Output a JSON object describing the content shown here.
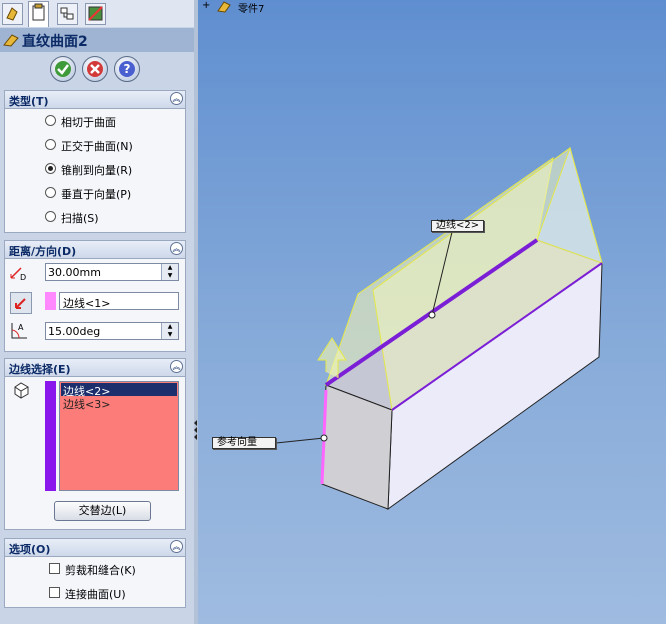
{
  "feature": {
    "title": "直纹曲面2"
  },
  "actions": {
    "ok": "ok",
    "cancel": "cancel",
    "help": "?"
  },
  "type_section": {
    "label": "类型(T)",
    "options": [
      {
        "label": "相切于曲面",
        "selected": false
      },
      {
        "label": "正交于曲面(N)",
        "selected": false
      },
      {
        "label": "锥削到向量(R)",
        "selected": true
      },
      {
        "label": "垂直于向量(P)",
        "selected": false
      },
      {
        "label": "扫描(S)",
        "selected": false
      }
    ]
  },
  "distance_section": {
    "label": "距离/方向(D)",
    "distance_value": "30.00mm",
    "reference_value": "边线<1>",
    "angle_value": "15.00deg"
  },
  "edge_section": {
    "label": "边线选择(E)",
    "edges": [
      "边线<2>",
      "边线<3>"
    ],
    "alternate_button": "交替边(L)"
  },
  "options_section": {
    "label": "选项(O)",
    "options": [
      {
        "label": "剪裁和缝合(K)",
        "checked": false
      },
      {
        "label": "连接曲面(U)",
        "checked": false
      }
    ]
  },
  "viewport": {
    "tree_item": "零件7",
    "callout_edge": "边线<2>",
    "callout_reference": "参考向量"
  },
  "colors": {
    "panel": "#c9d5e7",
    "viewport_top": "#5f8ed0",
    "selected_edge": "#7b1fd6",
    "reference_edge": "#ff66ff",
    "surface": "#f4f7b0"
  }
}
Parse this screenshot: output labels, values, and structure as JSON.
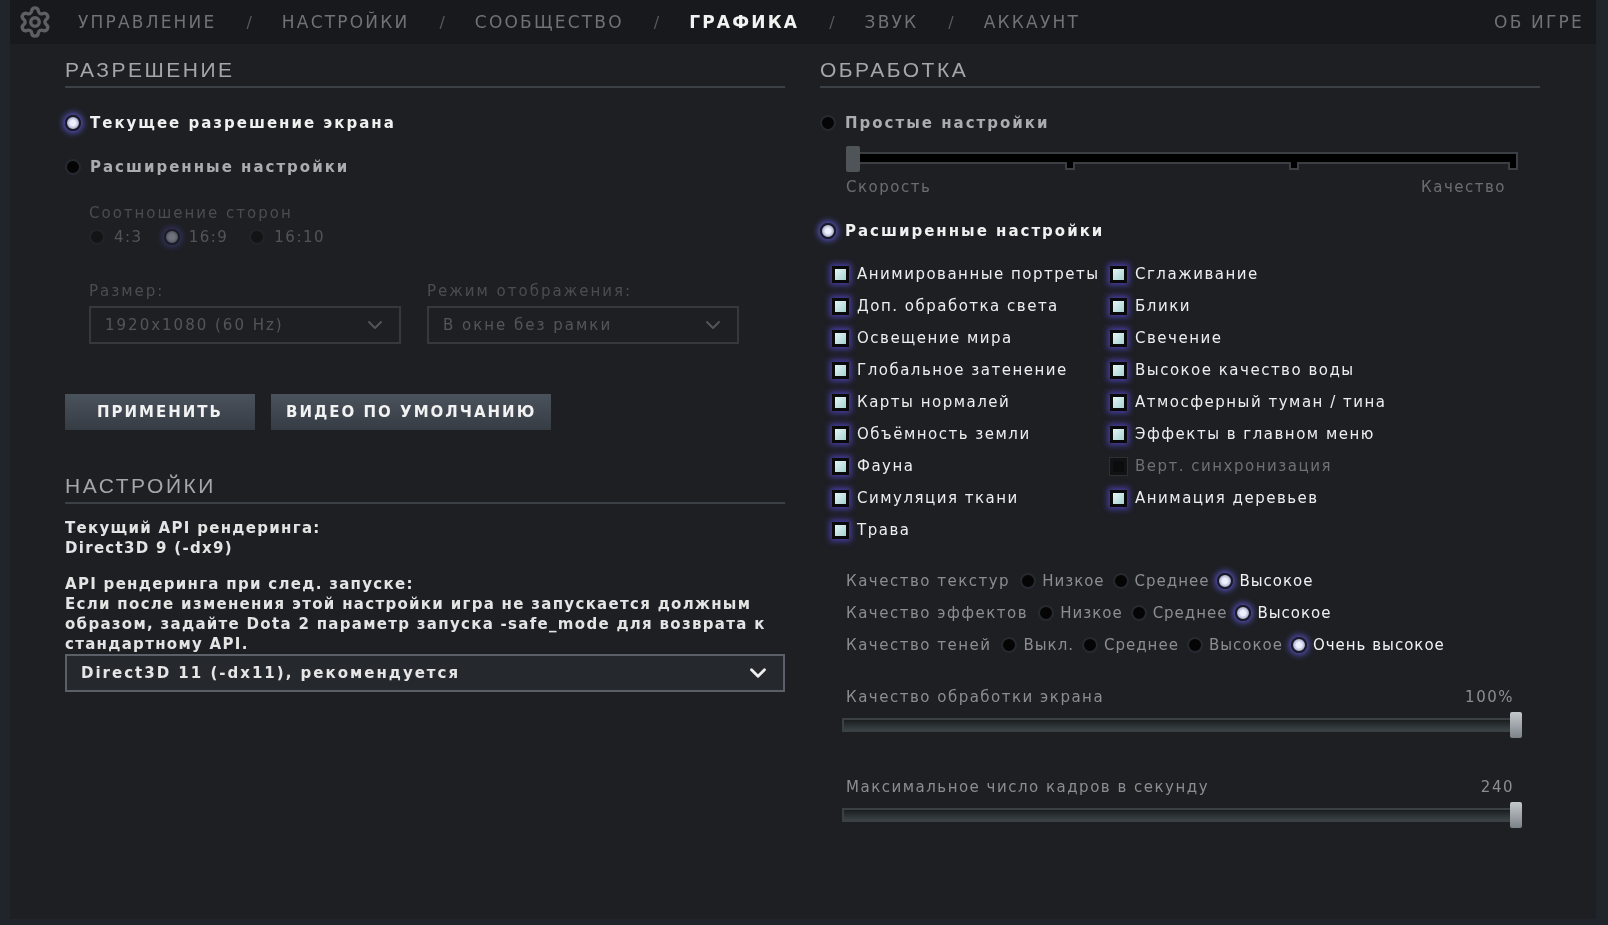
{
  "nav": {
    "separator": "/",
    "items": [
      {
        "label": "УПРАВЛЕНИЕ",
        "selected": false
      },
      {
        "label": "НАСТРОЙКИ",
        "selected": false
      },
      {
        "label": "СООБЩЕСТВО",
        "selected": false
      },
      {
        "label": "ГРАФИКА",
        "selected": true
      },
      {
        "label": "ЗВУК",
        "selected": false
      },
      {
        "label": "АККАУНТ",
        "selected": false
      }
    ],
    "about": "ОБ ИГРЕ"
  },
  "resolution": {
    "title": "РАЗРЕШЕНИЕ",
    "modes": [
      {
        "label": "Текущее разрешение экрана",
        "selected": true
      },
      {
        "label": "Расширенные настройки",
        "selected": false
      }
    ],
    "aspect": {
      "label": "Соотношение сторон",
      "options": [
        {
          "label": "4:3",
          "selected": false
        },
        {
          "label": "16:9",
          "selected": true
        },
        {
          "label": "16:10",
          "selected": false
        }
      ]
    },
    "size": {
      "label": "Размер:",
      "value": "1920x1080 (60 Hz)"
    },
    "display_mode": {
      "label": "Режим отображения:",
      "value": "В окне без рамки"
    },
    "buttons": [
      "ПРИМЕНИТЬ",
      "ВИДЕО ПО УМОЛЧАНИЮ"
    ]
  },
  "settings": {
    "title": "НАСТРОЙКИ",
    "current_api_label": "Текущий API рендеринга:",
    "current_api_value": "Direct3D 9 (-dx9)",
    "next_api_label": "API рендеринга при след. запуске:",
    "warning": "Если после изменения этой настройки игра не запускается должным образом, задайте Dota 2 параметр запуска -safe_mode для возврата к стандартному API.",
    "api_select": "Direct3D 11 (-dx11), рекомендуется"
  },
  "rendering": {
    "title": "ОБРАБОТКА",
    "simple": {
      "label": "Простые настройки",
      "selected": false,
      "level": 0,
      "min_label": "Скорость",
      "max_label": "Качество"
    },
    "advanced": {
      "label": "Расширенные настройки",
      "selected": true
    },
    "checkbox_columns": [
      [
        {
          "label": "Анимированные портреты",
          "checked": true,
          "disabled": false
        },
        {
          "label": "Доп. обработка света",
          "checked": true,
          "disabled": false
        },
        {
          "label": "Освещение мира",
          "checked": true,
          "disabled": false
        },
        {
          "label": "Глобальное затенение",
          "checked": true,
          "disabled": false
        },
        {
          "label": "Карты нормалей",
          "checked": true,
          "disabled": false
        },
        {
          "label": "Объёмность земли",
          "checked": true,
          "disabled": false
        },
        {
          "label": "Фауна",
          "checked": true,
          "disabled": false
        },
        {
          "label": "Симуляция ткани",
          "checked": true,
          "disabled": false
        },
        {
          "label": "Трава",
          "checked": true,
          "disabled": false
        }
      ],
      [
        {
          "label": "Сглаживание",
          "checked": true,
          "disabled": false
        },
        {
          "label": "Блики",
          "checked": true,
          "disabled": false
        },
        {
          "label": "Свечение",
          "checked": true,
          "disabled": false
        },
        {
          "label": "Высокое качество воды",
          "checked": true,
          "disabled": false
        },
        {
          "label": "Атмосферный туман / тина",
          "checked": true,
          "disabled": false
        },
        {
          "label": "Эффекты в главном меню",
          "checked": true,
          "disabled": false
        },
        {
          "label": "Верт. синхронизация",
          "checked": false,
          "disabled": true
        },
        {
          "label": "Анимация деревьев",
          "checked": true,
          "disabled": false
        }
      ]
    ],
    "quality_rows": [
      {
        "label": "Качество текстур",
        "options": [
          {
            "label": "Низкое",
            "selected": false
          },
          {
            "label": "Среднее",
            "selected": false
          },
          {
            "label": "Высокое",
            "selected": true
          }
        ]
      },
      {
        "label": "Качество эффектов",
        "options": [
          {
            "label": "Низкое",
            "selected": false
          },
          {
            "label": "Среднее",
            "selected": false
          },
          {
            "label": "Высокое",
            "selected": true
          }
        ]
      },
      {
        "label": "Качество теней",
        "options": [
          {
            "label": "Выкл.",
            "selected": false
          },
          {
            "label": "Среднее",
            "selected": false
          },
          {
            "label": "Высокое",
            "selected": false
          },
          {
            "label": "Очень высокое",
            "selected": true
          }
        ]
      }
    ],
    "sliders": [
      {
        "label": "Качество обработки экрана",
        "reading": "100%",
        "level": 1
      },
      {
        "label": "Максимальное число кадров в секунду",
        "reading": "240",
        "level": 1
      }
    ]
  }
}
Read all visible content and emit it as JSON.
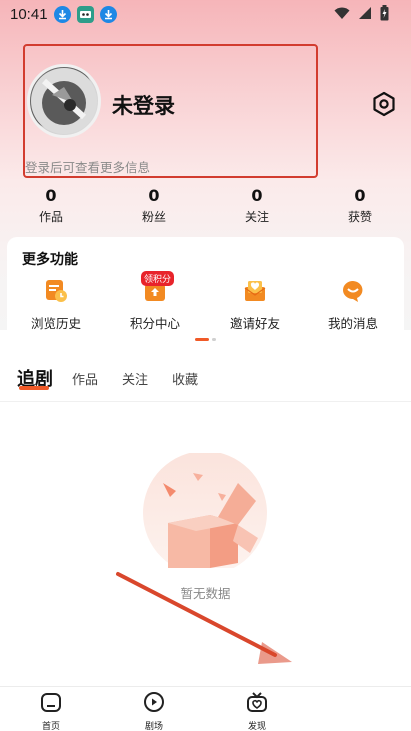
{
  "status_bar": {
    "time": "10:41",
    "icons": [
      "download-icon",
      "app-icon",
      "download-icon",
      "wifi-icon",
      "signal-icon",
      "battery-icon"
    ]
  },
  "profile": {
    "title": "未登录",
    "subtitle": "登录后可查看更多信息",
    "avatar_icon": "avatar-placeholder-icon",
    "settings_icon": "settings-icon"
  },
  "stats": [
    {
      "value": "0",
      "label": "作品"
    },
    {
      "value": "0",
      "label": "粉丝"
    },
    {
      "value": "0",
      "label": "关注"
    },
    {
      "value": "0",
      "label": "获赞"
    }
  ],
  "more_functions": {
    "title": "更多功能",
    "items": [
      {
        "label": "浏览历史",
        "icon": "history-icon"
      },
      {
        "label": "积分中心",
        "icon": "points-icon",
        "badge": "领积分"
      },
      {
        "label": "邀请好友",
        "icon": "invite-icon"
      },
      {
        "label": "我的消息",
        "icon": "message-icon"
      }
    ]
  },
  "tabs": [
    {
      "label": "追剧",
      "active": true
    },
    {
      "label": "作品",
      "active": false
    },
    {
      "label": "关注",
      "active": false
    },
    {
      "label": "收藏",
      "active": false
    }
  ],
  "empty_state": {
    "text": "暂无数据"
  },
  "bottom_nav": [
    {
      "label": "首页",
      "icon": "home-icon"
    },
    {
      "label": "剧场",
      "icon": "theater-icon"
    },
    {
      "label": "发现",
      "icon": "discover-icon"
    }
  ],
  "colors": {
    "accent": "#f05a28",
    "highlight_box": "#d23c2f",
    "annotation_arrow": "#d9472c"
  }
}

..............................

Direction: Find each line that has the word "Расширенные", then copy it out.

Task result:
        "label": "Расширенные настройки",
      "label": "Расширенные настройки",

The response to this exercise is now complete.